■ Gegeven tekst:
De AutoDisk-sink slaat de gemeten waarden en instellingen van iedere meting van een instrument direct op schijf op in een TPS-bestand. Data van alle actieve kanalen van het instrument wordt opgeslagen. Zowel 'normale' oscilloscoop-metingen als stream-metingen kunnen worden opgeslagen. Als stream-metingen worden opgeslagen, wordt de nieuwe data in een nieuw bestand opgeslagen. Meer informatie over het opnemen of loggen van data kunt u vinden op de pagina over data-logging.
Als een instrument met de AutoDisk-sink wordt verbonden, wordt een opslaan-dialoog getoond waarin een bestandsnaam en -locatie ingevuld moeten worden. Nadat de naam gekozen is, is de AutoDisk klaar om alle metingen op te slaan en een venster met de voortgang, als hieronder afgebeeld, zal getoond worden. Bij iedere meting wordt een serienummer en/of tijdstempel aan de bestandsnaam toegevoegd. Alle metingen van het instrument dat gekoppeld is aan de AutoDisk-sink worden opgeslagen tot de AutoDisk gestopt wordt.

■ Getoonde gegevens:
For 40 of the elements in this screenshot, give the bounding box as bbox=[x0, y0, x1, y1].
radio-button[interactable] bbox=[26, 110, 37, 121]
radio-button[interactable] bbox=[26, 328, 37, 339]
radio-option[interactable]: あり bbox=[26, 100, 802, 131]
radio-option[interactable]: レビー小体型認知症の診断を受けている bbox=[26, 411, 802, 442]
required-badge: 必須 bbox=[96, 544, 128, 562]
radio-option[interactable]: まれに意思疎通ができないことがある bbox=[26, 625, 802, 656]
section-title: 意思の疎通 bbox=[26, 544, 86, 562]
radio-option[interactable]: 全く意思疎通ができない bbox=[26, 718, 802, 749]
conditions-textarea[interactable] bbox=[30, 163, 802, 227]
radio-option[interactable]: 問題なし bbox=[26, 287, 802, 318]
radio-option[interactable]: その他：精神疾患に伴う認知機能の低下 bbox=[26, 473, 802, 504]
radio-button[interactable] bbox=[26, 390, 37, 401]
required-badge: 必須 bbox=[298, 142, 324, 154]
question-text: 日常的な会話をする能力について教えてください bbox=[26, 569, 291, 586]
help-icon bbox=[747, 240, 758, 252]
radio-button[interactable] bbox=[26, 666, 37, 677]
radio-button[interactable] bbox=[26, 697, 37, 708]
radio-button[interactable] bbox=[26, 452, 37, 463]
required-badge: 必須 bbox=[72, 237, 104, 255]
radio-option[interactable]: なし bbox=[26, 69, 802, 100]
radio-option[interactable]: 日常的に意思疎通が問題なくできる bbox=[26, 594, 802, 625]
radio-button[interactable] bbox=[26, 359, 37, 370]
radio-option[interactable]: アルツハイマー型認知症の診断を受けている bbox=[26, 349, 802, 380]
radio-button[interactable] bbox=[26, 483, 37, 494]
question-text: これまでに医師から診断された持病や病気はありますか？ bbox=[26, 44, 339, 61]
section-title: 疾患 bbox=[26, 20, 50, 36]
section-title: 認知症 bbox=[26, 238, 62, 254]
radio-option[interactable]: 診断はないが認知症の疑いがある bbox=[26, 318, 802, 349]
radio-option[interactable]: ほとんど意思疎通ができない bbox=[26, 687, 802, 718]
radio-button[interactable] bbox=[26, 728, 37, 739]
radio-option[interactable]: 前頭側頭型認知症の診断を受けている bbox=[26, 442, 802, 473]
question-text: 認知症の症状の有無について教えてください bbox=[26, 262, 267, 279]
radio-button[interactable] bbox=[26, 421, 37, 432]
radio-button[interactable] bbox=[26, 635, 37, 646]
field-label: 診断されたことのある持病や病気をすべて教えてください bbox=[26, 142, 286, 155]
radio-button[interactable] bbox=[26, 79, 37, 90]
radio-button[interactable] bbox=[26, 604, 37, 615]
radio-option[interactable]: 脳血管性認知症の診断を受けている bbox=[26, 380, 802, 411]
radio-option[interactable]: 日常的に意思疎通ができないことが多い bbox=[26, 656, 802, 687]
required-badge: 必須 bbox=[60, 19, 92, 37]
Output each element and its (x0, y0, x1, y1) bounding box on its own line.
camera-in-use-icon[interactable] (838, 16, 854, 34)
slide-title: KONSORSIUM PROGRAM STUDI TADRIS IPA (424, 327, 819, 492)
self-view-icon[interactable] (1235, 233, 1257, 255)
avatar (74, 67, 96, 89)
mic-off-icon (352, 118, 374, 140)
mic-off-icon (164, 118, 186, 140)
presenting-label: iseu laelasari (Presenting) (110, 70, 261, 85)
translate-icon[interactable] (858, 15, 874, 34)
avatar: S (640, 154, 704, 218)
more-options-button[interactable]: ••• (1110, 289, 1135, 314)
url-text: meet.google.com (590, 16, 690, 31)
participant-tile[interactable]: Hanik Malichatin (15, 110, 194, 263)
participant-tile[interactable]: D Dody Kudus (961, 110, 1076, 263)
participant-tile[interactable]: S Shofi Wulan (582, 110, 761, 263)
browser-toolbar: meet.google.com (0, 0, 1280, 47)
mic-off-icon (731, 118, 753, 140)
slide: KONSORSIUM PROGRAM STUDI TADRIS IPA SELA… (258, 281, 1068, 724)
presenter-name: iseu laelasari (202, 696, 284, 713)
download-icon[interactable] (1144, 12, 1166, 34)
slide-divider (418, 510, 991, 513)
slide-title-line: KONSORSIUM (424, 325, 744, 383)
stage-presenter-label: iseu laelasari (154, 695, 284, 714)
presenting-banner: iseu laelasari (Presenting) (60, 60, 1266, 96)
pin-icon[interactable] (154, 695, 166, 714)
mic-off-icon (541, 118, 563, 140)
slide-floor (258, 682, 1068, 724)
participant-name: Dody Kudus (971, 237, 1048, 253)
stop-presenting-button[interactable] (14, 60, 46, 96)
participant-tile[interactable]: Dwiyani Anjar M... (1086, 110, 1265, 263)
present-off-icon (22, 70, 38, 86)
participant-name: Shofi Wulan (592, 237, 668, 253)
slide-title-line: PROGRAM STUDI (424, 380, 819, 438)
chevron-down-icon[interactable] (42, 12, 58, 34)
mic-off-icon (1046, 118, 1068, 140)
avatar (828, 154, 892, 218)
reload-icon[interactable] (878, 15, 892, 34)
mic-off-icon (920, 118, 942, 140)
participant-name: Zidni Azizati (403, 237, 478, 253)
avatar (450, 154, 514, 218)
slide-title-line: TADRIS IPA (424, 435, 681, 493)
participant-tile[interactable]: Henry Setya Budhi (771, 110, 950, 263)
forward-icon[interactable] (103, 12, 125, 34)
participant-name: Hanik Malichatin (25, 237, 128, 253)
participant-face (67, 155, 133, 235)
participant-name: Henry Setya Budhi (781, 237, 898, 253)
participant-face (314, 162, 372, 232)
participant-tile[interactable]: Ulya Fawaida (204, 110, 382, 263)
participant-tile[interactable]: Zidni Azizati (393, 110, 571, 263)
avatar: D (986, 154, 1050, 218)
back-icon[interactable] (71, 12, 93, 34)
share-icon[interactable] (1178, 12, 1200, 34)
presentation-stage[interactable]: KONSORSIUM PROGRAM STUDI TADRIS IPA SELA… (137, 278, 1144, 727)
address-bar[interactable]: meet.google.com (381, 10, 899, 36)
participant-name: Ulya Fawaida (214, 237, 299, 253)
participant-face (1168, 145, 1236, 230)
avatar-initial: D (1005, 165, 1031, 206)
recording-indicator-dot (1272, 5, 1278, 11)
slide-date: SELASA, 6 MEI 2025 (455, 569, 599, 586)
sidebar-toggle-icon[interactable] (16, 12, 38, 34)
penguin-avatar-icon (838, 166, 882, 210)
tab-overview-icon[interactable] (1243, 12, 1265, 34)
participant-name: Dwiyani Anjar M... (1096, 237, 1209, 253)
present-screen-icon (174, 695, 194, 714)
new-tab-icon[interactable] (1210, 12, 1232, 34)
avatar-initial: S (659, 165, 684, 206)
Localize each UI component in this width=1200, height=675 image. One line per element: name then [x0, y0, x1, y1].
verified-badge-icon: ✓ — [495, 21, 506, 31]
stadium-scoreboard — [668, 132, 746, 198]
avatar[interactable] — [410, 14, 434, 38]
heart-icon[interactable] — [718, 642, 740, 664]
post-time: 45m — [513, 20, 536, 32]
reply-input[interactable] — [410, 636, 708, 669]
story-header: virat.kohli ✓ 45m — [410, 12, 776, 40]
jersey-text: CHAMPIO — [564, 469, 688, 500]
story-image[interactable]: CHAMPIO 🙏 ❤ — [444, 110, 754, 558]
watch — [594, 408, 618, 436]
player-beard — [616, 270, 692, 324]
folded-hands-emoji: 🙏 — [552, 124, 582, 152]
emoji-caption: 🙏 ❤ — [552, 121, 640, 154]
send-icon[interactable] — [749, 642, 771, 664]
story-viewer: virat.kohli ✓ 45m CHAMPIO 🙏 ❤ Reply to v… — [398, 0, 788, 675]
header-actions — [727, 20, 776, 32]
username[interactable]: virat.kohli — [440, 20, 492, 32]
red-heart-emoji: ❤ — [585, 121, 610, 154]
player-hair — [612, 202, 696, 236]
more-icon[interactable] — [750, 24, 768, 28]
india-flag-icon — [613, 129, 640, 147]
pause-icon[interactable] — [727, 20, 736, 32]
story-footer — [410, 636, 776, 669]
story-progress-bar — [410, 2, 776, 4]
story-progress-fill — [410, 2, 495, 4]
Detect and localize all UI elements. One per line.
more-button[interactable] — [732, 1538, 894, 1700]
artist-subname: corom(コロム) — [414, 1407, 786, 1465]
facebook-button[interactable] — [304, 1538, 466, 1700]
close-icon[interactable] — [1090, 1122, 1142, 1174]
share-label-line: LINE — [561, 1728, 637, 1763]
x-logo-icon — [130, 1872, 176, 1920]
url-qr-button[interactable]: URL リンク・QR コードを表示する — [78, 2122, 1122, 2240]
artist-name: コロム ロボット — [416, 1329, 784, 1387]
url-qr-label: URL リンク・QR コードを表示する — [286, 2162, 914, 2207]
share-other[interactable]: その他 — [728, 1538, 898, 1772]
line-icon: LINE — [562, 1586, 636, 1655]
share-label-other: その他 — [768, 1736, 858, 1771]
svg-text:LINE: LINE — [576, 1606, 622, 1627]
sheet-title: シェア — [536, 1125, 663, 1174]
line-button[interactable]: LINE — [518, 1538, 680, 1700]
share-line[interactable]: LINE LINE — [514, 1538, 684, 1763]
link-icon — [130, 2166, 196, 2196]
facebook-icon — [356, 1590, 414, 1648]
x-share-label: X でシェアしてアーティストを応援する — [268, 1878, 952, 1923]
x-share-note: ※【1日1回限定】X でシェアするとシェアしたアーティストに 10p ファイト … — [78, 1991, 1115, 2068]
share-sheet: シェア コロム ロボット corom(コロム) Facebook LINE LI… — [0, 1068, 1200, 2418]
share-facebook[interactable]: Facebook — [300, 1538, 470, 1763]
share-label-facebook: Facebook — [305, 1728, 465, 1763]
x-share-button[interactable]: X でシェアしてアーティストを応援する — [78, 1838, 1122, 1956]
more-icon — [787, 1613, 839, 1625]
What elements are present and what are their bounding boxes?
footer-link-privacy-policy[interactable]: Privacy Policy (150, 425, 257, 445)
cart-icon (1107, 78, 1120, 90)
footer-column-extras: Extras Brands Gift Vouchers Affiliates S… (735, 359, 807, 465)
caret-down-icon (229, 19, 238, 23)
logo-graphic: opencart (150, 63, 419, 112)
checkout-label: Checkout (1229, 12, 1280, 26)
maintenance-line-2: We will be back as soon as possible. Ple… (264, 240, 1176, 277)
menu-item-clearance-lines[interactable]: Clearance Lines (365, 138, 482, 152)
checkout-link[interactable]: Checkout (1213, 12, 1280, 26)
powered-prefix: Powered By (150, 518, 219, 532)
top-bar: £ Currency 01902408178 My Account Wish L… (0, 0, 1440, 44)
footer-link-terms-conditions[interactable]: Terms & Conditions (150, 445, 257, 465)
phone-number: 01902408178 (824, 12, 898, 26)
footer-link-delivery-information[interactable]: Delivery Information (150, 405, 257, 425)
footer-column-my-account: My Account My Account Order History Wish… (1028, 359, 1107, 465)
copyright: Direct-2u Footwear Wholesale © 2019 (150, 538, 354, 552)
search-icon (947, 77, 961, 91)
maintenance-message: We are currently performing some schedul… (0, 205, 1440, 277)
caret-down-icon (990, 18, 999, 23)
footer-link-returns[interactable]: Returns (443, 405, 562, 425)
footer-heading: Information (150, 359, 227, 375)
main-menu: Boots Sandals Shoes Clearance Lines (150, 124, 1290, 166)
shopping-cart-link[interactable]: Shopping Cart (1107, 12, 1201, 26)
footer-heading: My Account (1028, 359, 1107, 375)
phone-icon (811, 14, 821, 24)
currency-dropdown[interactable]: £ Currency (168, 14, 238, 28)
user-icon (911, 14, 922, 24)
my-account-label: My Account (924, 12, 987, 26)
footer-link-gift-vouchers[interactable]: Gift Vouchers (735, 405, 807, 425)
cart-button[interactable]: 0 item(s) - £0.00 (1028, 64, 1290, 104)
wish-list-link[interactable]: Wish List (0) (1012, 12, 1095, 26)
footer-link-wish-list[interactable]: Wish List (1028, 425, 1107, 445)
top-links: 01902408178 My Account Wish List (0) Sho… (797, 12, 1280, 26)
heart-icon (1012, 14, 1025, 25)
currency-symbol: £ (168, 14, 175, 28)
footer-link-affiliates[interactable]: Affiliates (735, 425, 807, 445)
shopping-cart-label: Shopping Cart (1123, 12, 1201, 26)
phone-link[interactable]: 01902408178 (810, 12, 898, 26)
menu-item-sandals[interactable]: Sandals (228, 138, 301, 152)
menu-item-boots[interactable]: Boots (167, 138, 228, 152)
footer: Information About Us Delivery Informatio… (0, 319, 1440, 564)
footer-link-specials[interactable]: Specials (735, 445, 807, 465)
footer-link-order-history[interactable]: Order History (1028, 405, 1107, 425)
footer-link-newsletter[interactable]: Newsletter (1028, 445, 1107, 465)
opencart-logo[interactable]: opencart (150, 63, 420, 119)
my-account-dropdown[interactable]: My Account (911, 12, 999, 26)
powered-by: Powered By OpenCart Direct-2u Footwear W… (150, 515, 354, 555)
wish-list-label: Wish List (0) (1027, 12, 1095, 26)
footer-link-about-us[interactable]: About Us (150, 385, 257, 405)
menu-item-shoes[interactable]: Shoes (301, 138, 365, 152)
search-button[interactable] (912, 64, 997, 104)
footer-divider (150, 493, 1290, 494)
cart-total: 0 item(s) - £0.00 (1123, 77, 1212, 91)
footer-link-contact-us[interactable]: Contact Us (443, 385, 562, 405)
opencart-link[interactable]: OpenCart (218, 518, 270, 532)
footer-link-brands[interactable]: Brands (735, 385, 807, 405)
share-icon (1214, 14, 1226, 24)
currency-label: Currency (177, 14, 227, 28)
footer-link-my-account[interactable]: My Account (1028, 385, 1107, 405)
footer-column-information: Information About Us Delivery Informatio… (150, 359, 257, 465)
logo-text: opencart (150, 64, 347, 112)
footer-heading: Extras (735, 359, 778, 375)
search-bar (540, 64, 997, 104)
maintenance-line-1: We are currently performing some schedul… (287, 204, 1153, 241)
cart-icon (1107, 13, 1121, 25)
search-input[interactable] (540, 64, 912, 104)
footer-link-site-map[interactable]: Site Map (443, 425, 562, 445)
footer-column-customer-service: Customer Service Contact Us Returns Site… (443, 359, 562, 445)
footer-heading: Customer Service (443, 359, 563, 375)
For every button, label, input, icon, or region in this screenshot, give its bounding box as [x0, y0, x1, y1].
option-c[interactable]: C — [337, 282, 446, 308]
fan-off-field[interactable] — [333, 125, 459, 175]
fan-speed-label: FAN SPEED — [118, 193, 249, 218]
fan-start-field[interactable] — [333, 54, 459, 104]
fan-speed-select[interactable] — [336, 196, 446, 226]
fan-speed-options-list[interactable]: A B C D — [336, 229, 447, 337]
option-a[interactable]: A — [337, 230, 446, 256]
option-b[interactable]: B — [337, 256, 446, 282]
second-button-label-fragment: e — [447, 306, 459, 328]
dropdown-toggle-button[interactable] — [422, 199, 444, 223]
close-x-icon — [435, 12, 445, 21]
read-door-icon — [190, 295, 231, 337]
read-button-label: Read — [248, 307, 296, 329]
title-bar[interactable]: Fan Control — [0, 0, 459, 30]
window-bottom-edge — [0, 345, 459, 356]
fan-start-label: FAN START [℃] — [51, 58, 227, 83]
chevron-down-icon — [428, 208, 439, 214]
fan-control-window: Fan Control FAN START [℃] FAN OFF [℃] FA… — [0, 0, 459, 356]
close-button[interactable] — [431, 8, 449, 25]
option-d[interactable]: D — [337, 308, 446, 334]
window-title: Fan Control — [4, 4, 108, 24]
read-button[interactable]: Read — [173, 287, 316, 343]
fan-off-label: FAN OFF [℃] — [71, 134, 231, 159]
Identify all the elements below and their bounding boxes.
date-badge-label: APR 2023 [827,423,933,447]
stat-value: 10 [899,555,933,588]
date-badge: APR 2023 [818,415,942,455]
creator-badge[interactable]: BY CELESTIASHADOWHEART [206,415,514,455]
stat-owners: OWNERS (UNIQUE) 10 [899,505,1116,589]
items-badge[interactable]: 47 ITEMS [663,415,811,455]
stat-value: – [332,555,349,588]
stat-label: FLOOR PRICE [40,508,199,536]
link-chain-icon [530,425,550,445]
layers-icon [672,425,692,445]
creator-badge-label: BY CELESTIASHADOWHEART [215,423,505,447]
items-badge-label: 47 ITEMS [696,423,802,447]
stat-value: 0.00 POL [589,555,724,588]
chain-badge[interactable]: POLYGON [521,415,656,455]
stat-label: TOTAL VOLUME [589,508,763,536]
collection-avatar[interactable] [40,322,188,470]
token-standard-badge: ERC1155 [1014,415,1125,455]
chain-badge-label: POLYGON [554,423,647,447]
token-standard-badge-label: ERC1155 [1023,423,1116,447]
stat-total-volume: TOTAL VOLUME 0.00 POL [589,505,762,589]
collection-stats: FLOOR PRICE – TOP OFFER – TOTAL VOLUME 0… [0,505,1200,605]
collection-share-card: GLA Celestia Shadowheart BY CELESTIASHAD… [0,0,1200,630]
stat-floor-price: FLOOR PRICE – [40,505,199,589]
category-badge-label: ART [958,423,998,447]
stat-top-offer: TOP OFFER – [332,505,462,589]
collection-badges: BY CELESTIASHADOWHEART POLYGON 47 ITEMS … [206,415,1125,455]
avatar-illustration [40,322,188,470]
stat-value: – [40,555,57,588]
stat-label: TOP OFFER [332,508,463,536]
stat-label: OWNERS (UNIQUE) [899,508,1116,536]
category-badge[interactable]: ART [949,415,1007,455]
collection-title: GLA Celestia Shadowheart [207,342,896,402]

■ Opdrachten:
**A)** Neem uit de tekst over de AutoDisk-sink woordelijk het gedeelte over dat begint met "Als een instrument" en doorloopt tot en met "AutoDisk gestopt wordt.".
**B)** In wat voor bestand slaat de AutoDisk-sink de gemeten waarden en instellingen op, volgens de tekst over de AutoDisk-sink?
**C)** Schrijf de tekst over de AutoDisk-sink verder vanaf de laatste zin.
De items zijn voor het maken van de opdrachten niet nodig.

■ Antwoorden:
**A)**
Als een instrument met de AutoDisk-sink wordt verbonden, wordt een opslaan-dialoog getoond waarin een bestandsnaam en -locatie ingevuld moeten worden. Nadat de naam gekozen is, is de AutoDisk klaar om alle metingen op te slaan en een venster met de voortgang, als hieronder afgebeeld, zal getoond worden. Bij iedere meting wordt een serienummer en/of tijdstempel aan de bestandsnaam toegevoegd. Alle metingen van het instrument dat gekoppeld is aan de AutoDisk-sink worden opgeslagen tot de AutoDisk gestopt wordt.

**B)** In een TPS-bestand.

**C)**
Rechts-klik op het instrument in het objectscherm en kies AutoDisk om eenvoudig een AutoDisk-sink voor dat specifieke instrument te maken.
Instellingen en acties
Om het gedrag van een AutoDisk-sink aan te passen zijn diverse instellingen en acties beschikbaar. Deze zijn beschikbaar via een popupmenu dat getoond wordt als met rechts op de AutoDisk-sink geklikt wordt in het objectscherm.
Bestandsnaamopties
De instelling Bestandsnaamopties kan ingesteld worden op:
- Serienummer: Een serienummer wordt toegevoegd aan de bestandsnaam van iedere meting. Dit serienummer begint bij 000000 en wordt bij iedere meting opgehoogd.
- Datum en tijd: Een tijdstempel wordt toegevoegd aan de bestandsnaam van iedere meting.